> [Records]
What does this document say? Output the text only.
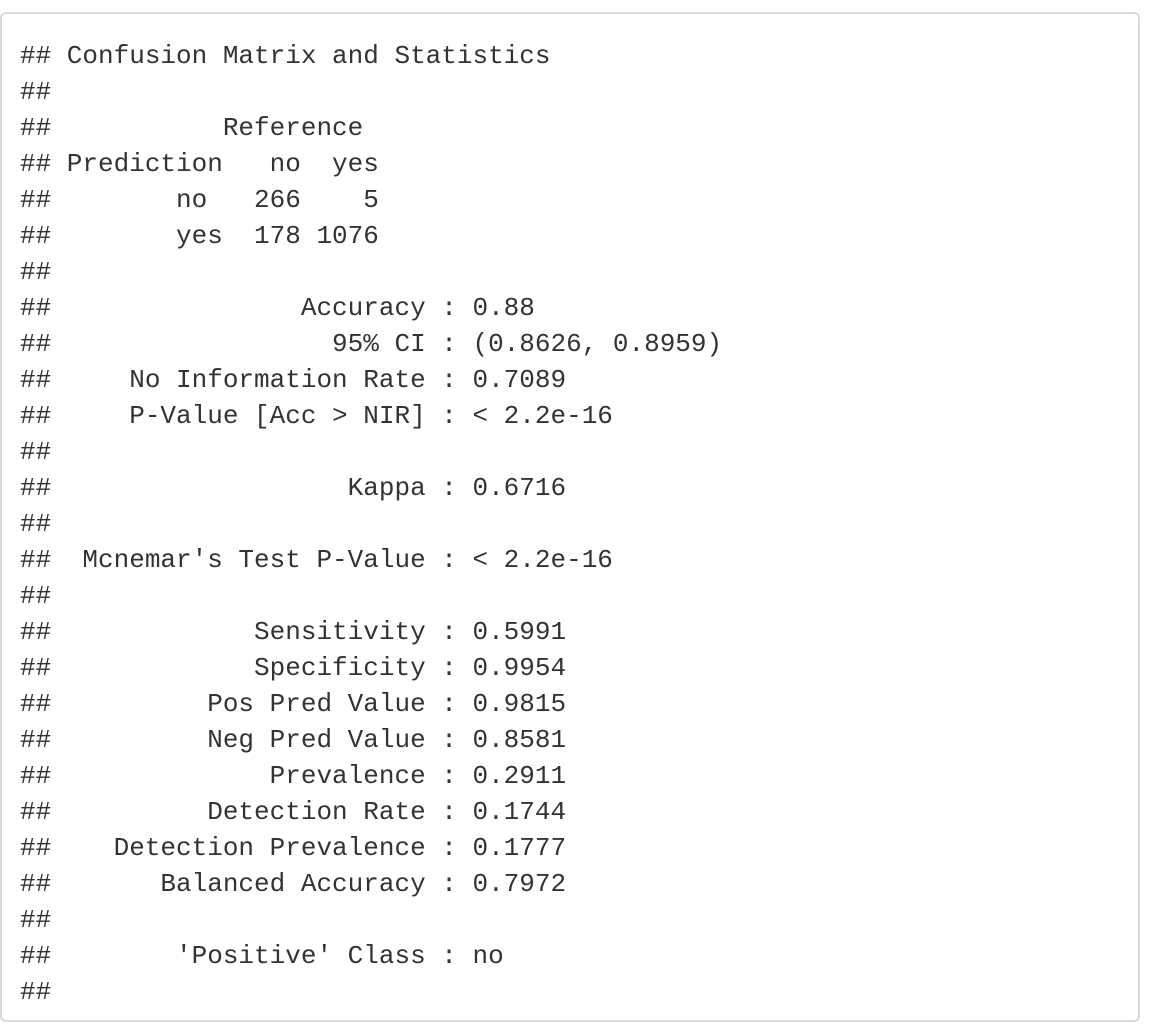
## Confusion Matrix and Statistics
##
##           Reference
## Prediction   no  yes
##        no   266    5
##        yes  178 1076
##
##                Accuracy : 0.88
##                  95% CI : (0.8626, 0.8959)
##     No Information Rate : 0.7089
##     P-Value [Acc > NIR] : < 2.2e-16
##
##                   Kappa : 0.6716
##
##  Mcnemar's Test P-Value : < 2.2e-16
##
##             Sensitivity : 0.5991
##             Specificity : 0.9954
##          Pos Pred Value : 0.9815
##          Neg Pred Value : 0.8581
##              Prevalence : 0.2911
##          Detection Rate : 0.1744
##    Detection Prevalence : 0.1777
##       Balanced Accuracy : 0.7972
##
##        'Positive' Class : no
##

> [Problem details] Retype each entry precisely. Skip images entirely.

> [Written response]
What does this document say? Output the text only.
## Confusion Matrix and Statistics
##
##           Reference
## Prediction   no  yes
##        no   266    5
##        yes  178 1076
##
##                Accuracy : 0.88
##                  95% CI : (0.8626, 0.8959)
##     No Information Rate : 0.7089
##     P-Value [Acc > NIR] : < 2.2e-16
##
##                   Kappa : 0.6716
##
##  Mcnemar's Test P-Value : < 2.2e-16
##
##             Sensitivity : 0.5991
##             Specificity : 0.9954
##          Pos Pred Value : 0.9815
##          Neg Pred Value : 0.8581
##              Prevalence : 0.2911
##          Detection Rate : 0.1744
##    Detection Prevalence : 0.1777
##       Balanced Accuracy : 0.7972
##
##        'Positive' Class : no
##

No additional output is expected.